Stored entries
----
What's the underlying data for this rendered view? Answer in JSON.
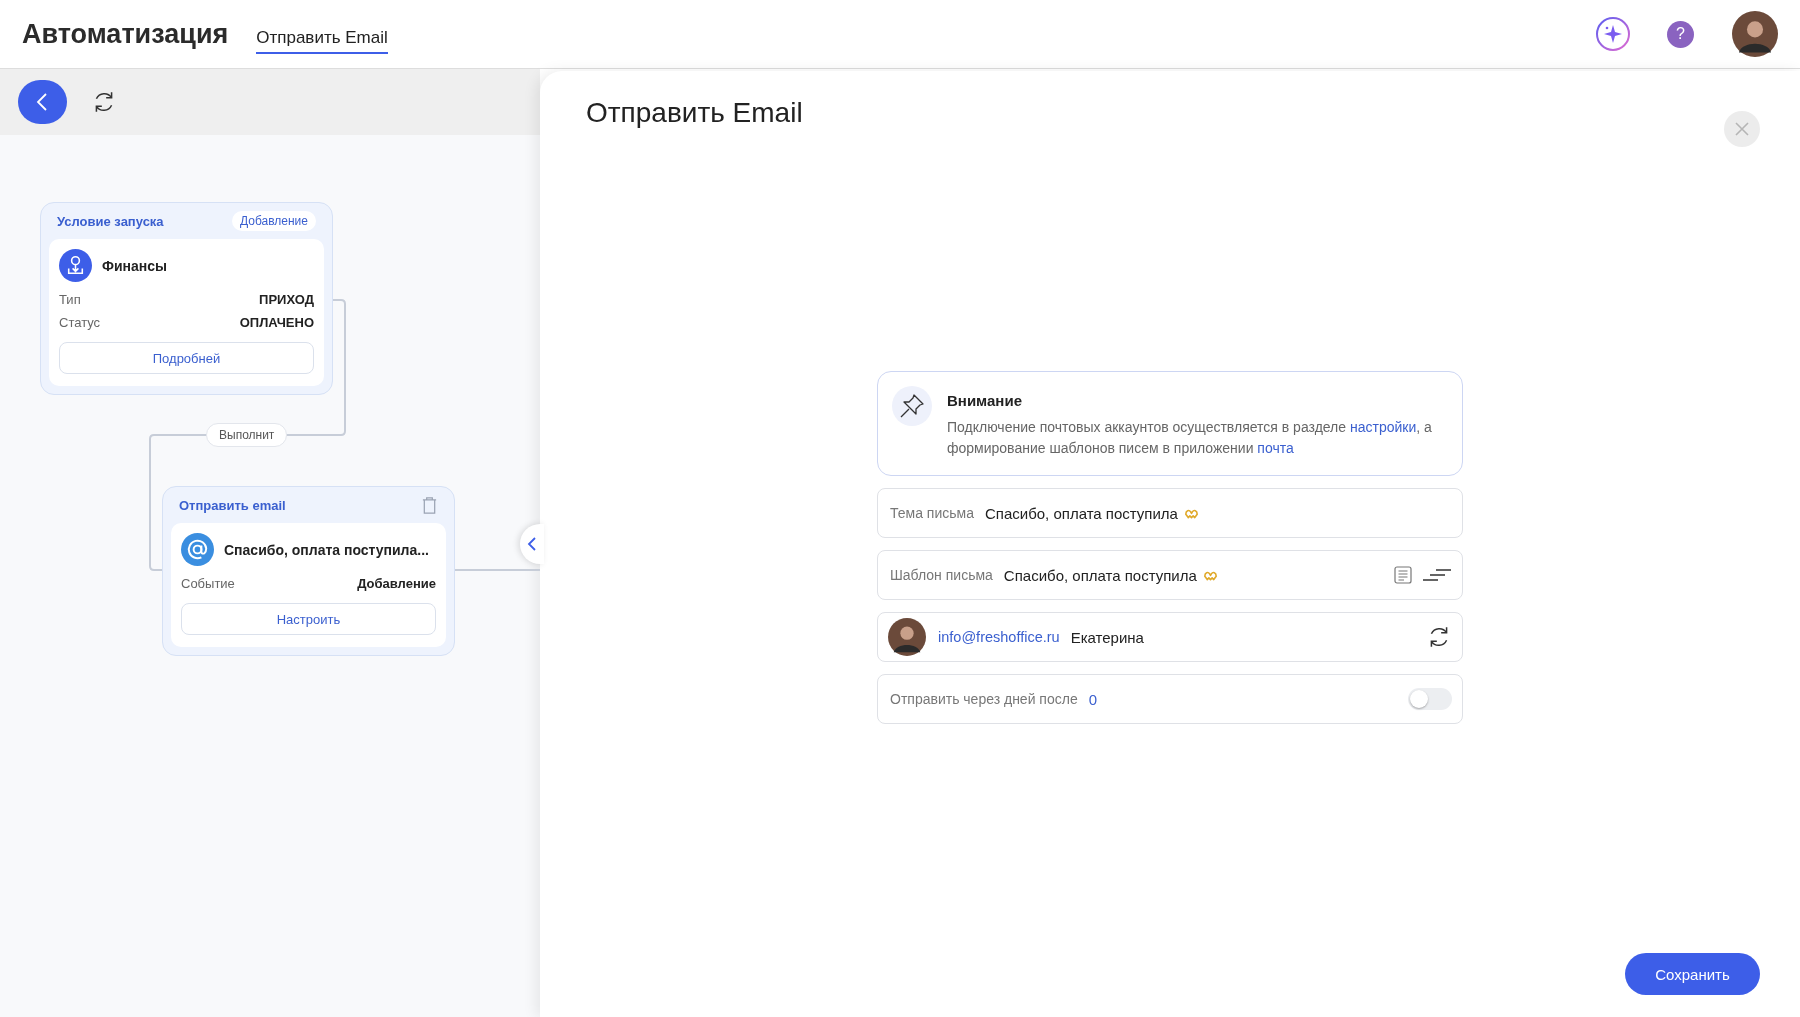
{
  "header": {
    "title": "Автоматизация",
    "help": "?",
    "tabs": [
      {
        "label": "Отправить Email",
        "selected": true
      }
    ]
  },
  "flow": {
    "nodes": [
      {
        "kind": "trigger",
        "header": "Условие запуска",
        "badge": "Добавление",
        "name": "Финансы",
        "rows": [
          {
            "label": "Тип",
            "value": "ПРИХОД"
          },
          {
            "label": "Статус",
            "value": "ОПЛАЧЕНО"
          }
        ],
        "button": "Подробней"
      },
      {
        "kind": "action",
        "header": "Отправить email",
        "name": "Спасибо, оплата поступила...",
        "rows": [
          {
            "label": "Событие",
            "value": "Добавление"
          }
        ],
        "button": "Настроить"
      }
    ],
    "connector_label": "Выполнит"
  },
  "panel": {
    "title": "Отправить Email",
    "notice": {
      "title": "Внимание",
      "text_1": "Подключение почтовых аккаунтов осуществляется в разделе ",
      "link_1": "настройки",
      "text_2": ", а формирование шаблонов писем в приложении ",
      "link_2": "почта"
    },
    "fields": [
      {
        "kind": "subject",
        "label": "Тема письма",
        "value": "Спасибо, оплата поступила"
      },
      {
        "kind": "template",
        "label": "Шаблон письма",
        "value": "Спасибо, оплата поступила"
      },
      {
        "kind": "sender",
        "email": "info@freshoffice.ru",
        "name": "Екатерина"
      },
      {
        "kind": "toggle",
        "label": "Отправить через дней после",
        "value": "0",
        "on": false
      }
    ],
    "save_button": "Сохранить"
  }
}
----
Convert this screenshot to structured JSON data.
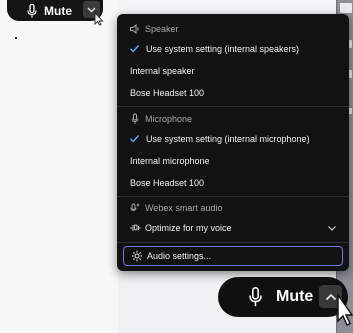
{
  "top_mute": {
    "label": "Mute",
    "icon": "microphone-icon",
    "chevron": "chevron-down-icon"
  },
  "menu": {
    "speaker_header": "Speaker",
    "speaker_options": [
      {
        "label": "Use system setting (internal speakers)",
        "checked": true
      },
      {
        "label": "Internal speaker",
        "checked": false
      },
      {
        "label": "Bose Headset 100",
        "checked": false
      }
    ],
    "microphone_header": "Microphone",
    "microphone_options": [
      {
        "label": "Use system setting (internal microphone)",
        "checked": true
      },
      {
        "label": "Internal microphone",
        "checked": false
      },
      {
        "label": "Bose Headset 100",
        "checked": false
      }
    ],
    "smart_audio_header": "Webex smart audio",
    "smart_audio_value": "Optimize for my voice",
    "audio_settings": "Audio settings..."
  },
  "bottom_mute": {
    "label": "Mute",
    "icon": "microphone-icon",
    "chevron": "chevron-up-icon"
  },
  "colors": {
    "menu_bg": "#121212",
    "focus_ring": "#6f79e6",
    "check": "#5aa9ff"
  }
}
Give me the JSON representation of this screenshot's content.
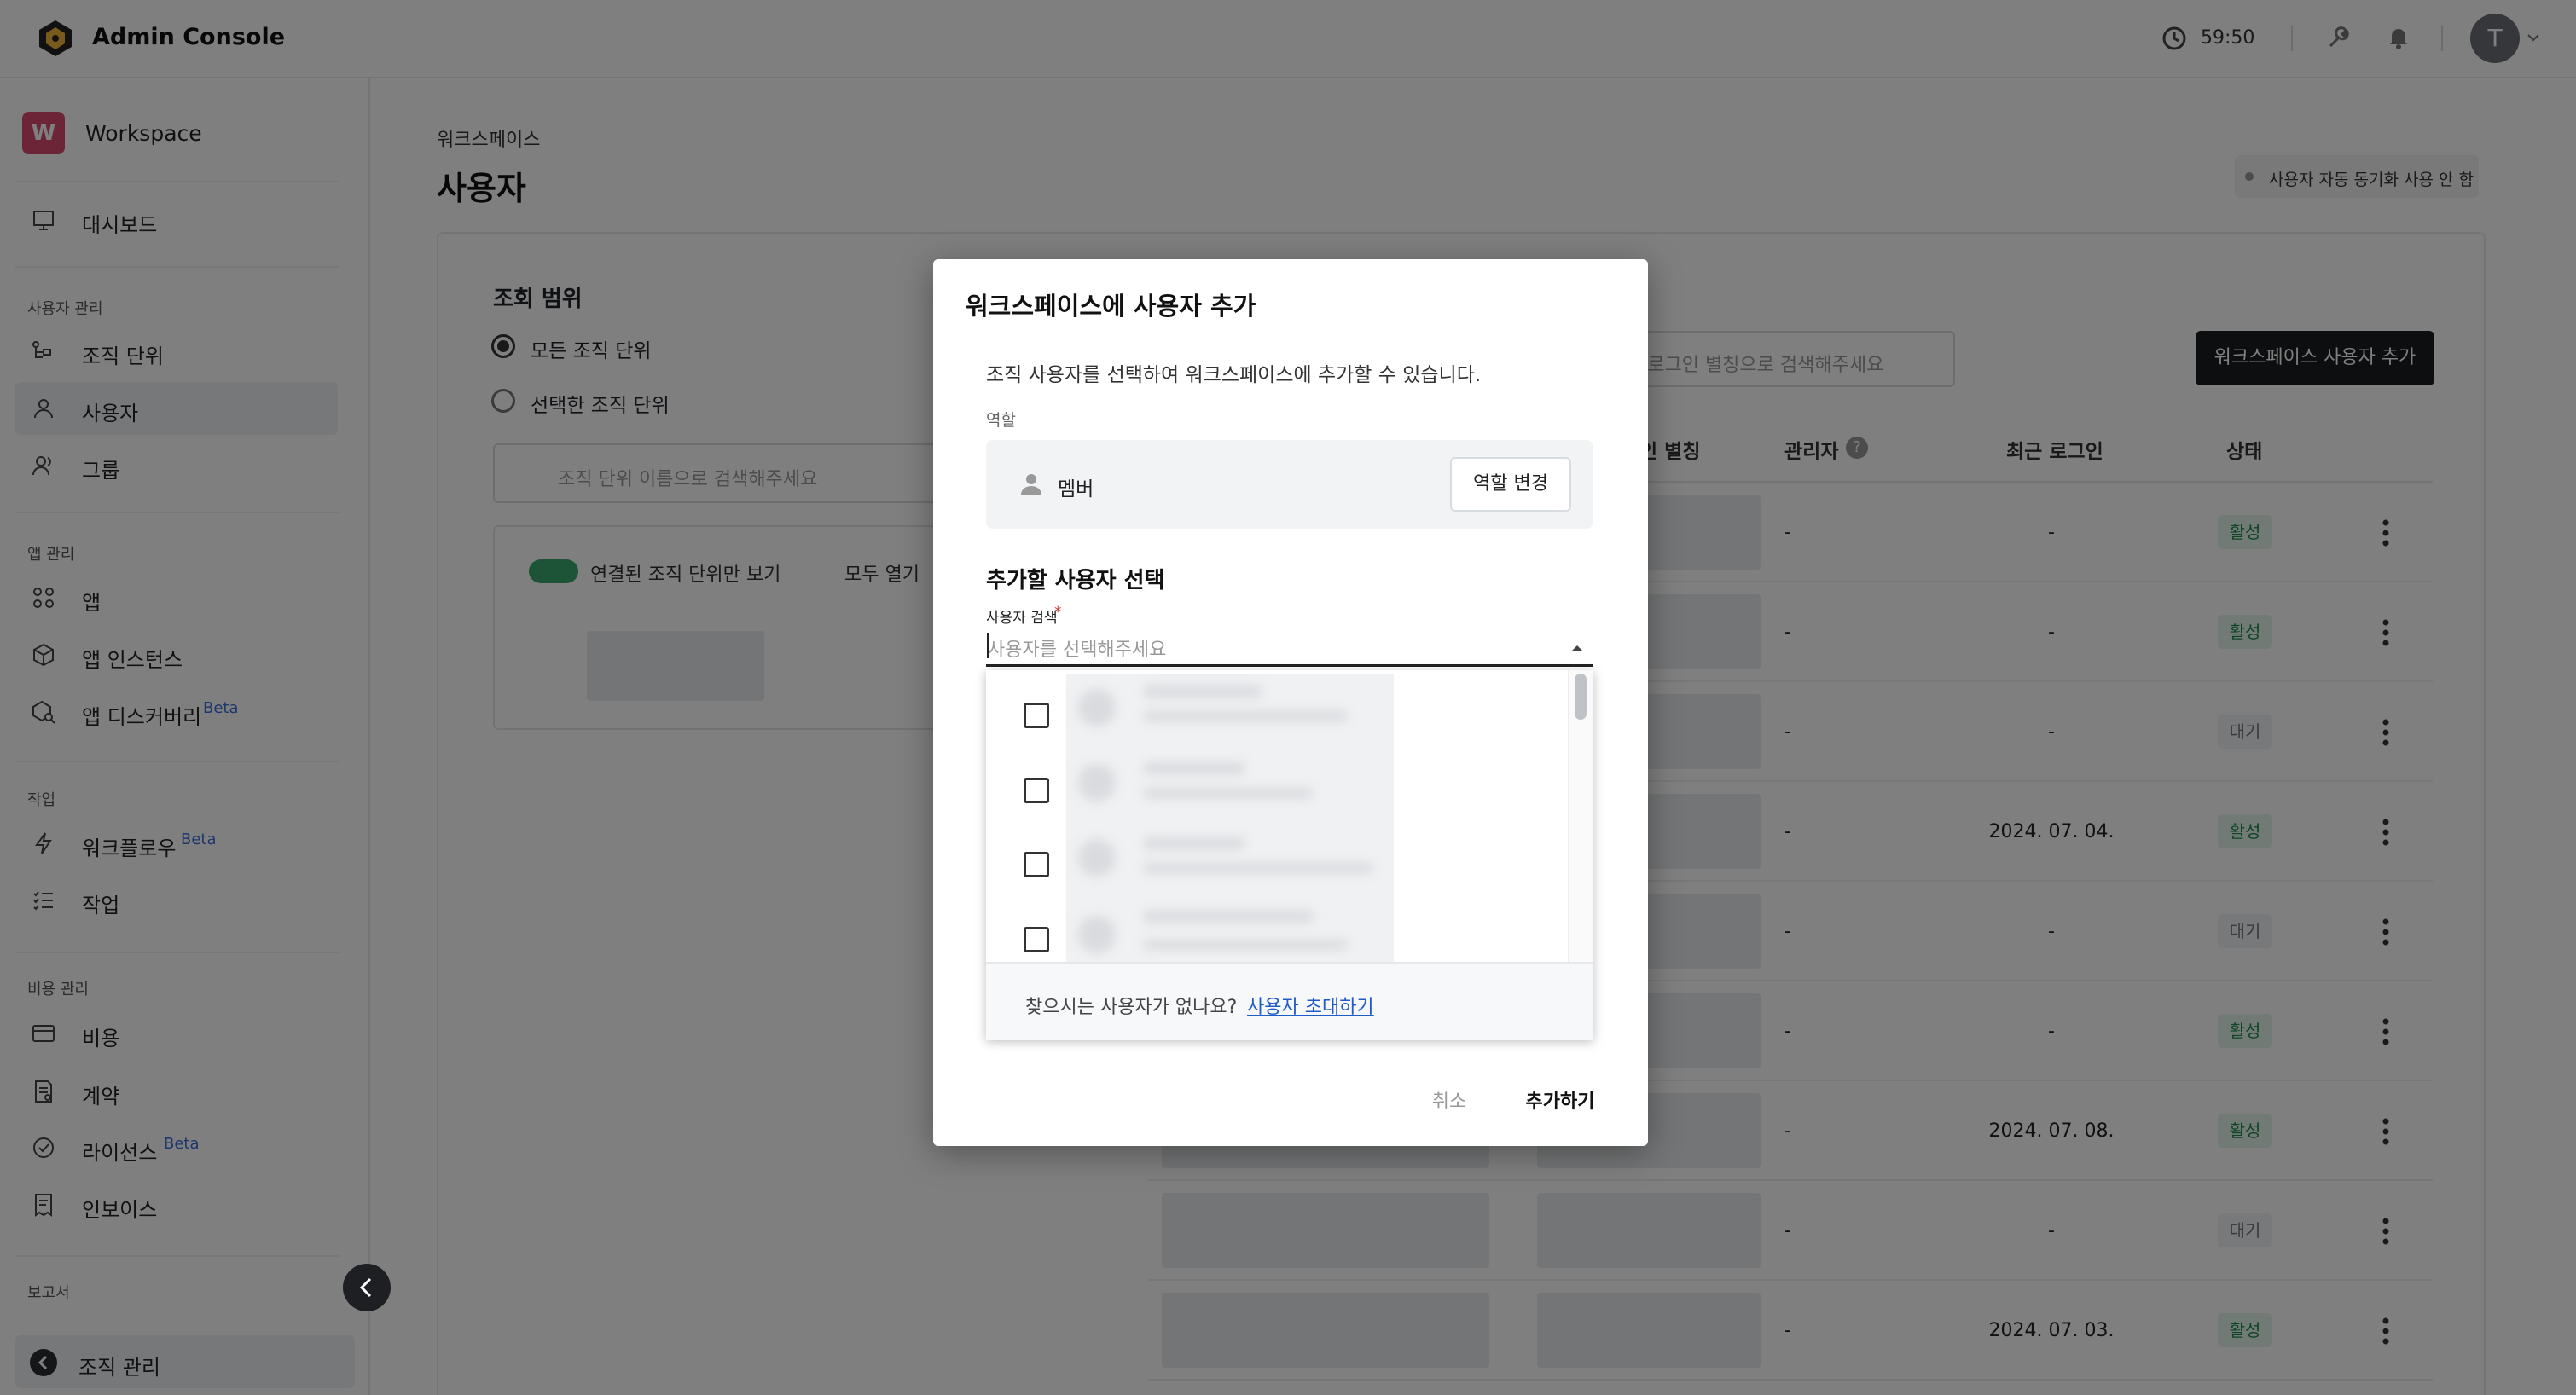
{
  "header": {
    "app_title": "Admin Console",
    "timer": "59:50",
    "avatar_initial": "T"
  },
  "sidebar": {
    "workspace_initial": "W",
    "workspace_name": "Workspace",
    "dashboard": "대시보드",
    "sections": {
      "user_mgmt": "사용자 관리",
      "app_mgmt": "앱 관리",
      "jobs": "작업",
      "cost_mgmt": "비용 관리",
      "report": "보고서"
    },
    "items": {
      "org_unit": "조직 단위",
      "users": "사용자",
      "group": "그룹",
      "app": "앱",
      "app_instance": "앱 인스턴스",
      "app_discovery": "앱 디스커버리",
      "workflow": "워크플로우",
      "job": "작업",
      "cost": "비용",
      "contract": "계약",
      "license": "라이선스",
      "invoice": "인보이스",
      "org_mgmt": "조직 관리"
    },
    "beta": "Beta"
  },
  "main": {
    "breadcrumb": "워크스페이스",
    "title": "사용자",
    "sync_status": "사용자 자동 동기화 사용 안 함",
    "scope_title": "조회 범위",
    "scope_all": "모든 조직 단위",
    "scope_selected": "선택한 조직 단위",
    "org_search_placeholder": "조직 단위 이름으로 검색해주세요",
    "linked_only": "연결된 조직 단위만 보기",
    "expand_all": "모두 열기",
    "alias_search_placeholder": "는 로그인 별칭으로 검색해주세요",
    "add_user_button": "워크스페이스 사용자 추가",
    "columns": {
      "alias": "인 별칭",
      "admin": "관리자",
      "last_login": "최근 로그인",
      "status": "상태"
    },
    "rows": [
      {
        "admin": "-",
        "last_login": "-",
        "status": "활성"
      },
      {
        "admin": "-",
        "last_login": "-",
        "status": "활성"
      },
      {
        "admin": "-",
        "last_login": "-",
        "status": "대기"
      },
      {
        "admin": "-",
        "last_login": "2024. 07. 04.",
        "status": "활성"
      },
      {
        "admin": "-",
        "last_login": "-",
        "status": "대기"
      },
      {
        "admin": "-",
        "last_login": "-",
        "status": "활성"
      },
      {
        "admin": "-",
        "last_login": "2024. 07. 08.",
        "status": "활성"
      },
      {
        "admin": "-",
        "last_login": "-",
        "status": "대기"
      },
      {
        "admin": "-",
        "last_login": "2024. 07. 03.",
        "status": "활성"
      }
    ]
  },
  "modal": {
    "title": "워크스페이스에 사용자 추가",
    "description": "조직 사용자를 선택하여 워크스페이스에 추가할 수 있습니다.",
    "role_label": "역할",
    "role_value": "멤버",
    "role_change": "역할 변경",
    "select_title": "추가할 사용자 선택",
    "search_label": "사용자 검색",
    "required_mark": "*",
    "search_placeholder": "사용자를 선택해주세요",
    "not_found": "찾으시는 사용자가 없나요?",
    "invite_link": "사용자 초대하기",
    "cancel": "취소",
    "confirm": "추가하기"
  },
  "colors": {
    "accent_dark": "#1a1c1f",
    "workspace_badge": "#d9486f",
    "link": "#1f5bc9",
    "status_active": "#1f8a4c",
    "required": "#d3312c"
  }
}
----
Check each line above for the word "Отправить" and give the number of lines that have it, nothing else.

4